Exercise prompt → Would you transcribe the listing that follows, character for character, and omit its images?

[Collected data]
===============
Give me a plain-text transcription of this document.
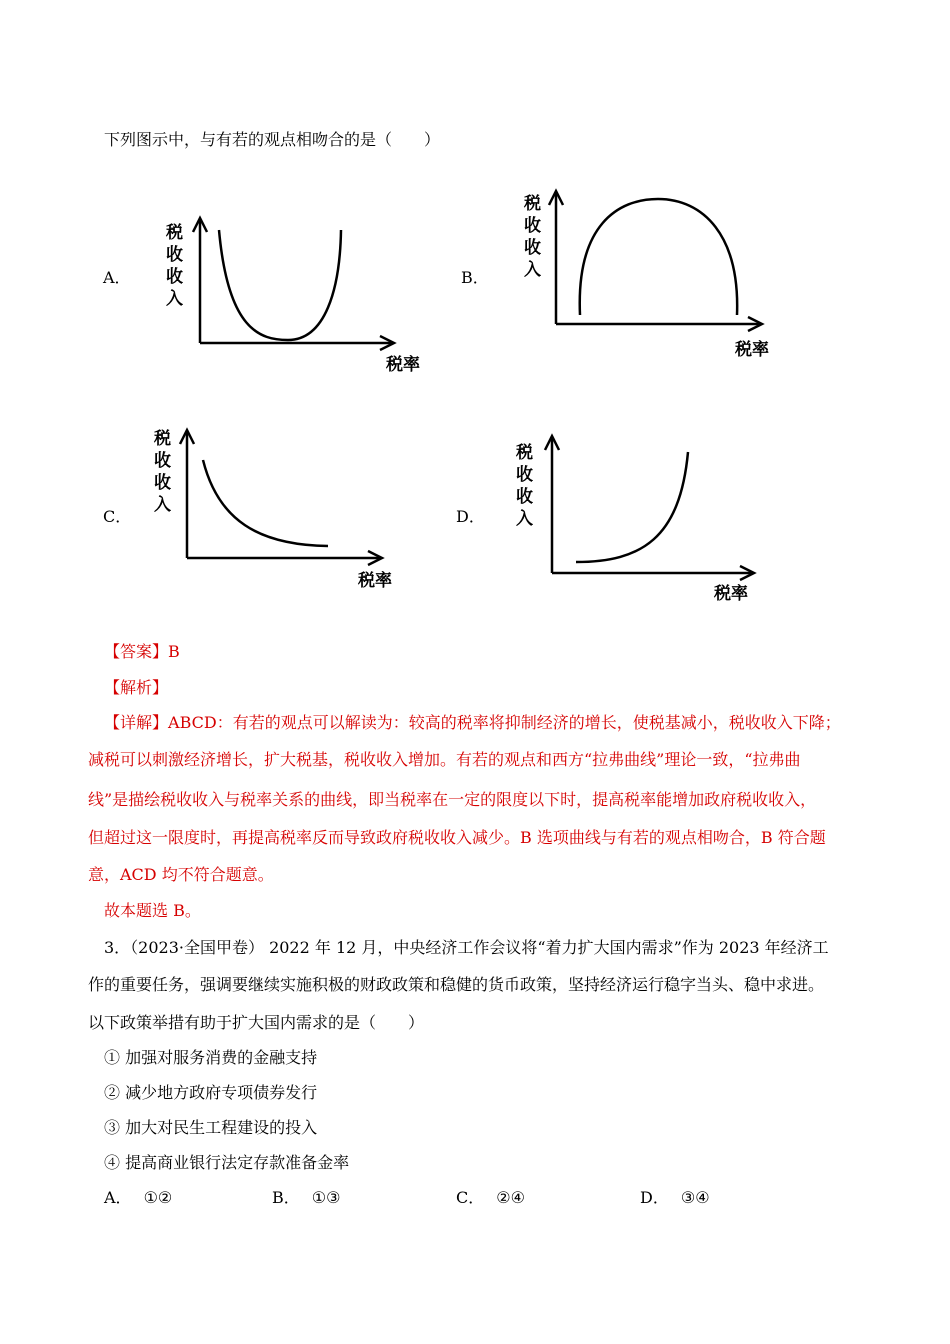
下列图示中，与有若的观点相吻合的是（　　）
A．
税
收
收
入
税率
B．
税
收
收
入
税率
C．
税
收
收
入
税率
D．
税
收
收
入
税率
【答案】B
【解析】
【详解】ABCD：有若的观点可以解读为：较高的税率将抑制经济的增长，使税基减小，税收收入下降；
减税可以刺激经济增长，扩大税基，税收收入增加。有若的观点和西方“拉弗曲线”理论一致，“拉弗曲
线”是描绘税收收入与税率关系的曲线，即当税率在一定的限度以下时，提高税率能增加政府税收收入，
但超过这一限度时，再提高税率反而导致政府税收收入减少。B 选项曲线与有若的观点相吻合，B 符合题
意，ACD 均不符合题意。
故本题选 B。
3．（2023·全国甲卷） 2022 年 12 月，中央经济工作会议将“着力扩大国内需求”作为 2023 年经济工
作的重要任务，强调要继续实施积极的财政政策和稳健的货币政策，坚持经济运行稳字当头、稳中求进。
以下政策举措有助于扩大国内需求的是（　　）
① 加强对服务消费的金融支持
② 减少地方政府专项债券发行
③ 加大对民生工程建设的投入
④ 提高商业银行法定存款准备金率
A． ①②	B． ①③	C． ②④	D． ③④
===============
Expected answer →
Give me a plain-text transcription of this document.
下列图示中，与有若的观点相吻合的是（　　）
A．
税
收
收
入
税率
B．
税
收
收
入
税率
C．
税
收
收
入
税率
D．
税
收
收
入
税率
【答案】B
【解析】
【详解】ABCD：有若的观点可以解读为：较高的税率将抑制经济的增长，使税基减小，税收收入下降；
减税可以刺激经济增长，扩大税基，税收收入增加。有若的观点和西方“拉弗曲线”理论一致，“拉弗曲
线”是描绘税收收入与税率关系的曲线，即当税率在一定的限度以下时，提高税率能增加政府税收收入，
但超过这一限度时，再提高税率反而导致政府税收收入减少。B 选项曲线与有若的观点相吻合，B 符合题
意，ACD 均不符合题意。
故本题选 B。
3．（2023·全国甲卷） 2022 年 12 月，中央经济工作会议将“着力扩大国内需求”作为 2023 年经济工
作的重要任务，强调要继续实施积极的财政政策和稳健的货币政策，坚持经济运行稳字当头、稳中求进。
以下政策举措有助于扩大国内需求的是（　　）
① 加强对服务消费的金融支持
② 减少地方政府专项债券发行
③ 加大对民生工程建设的投入
④ 提高商业银行法定存款准备金率
A． ①②	B． ①③	C． ②④	D． ③④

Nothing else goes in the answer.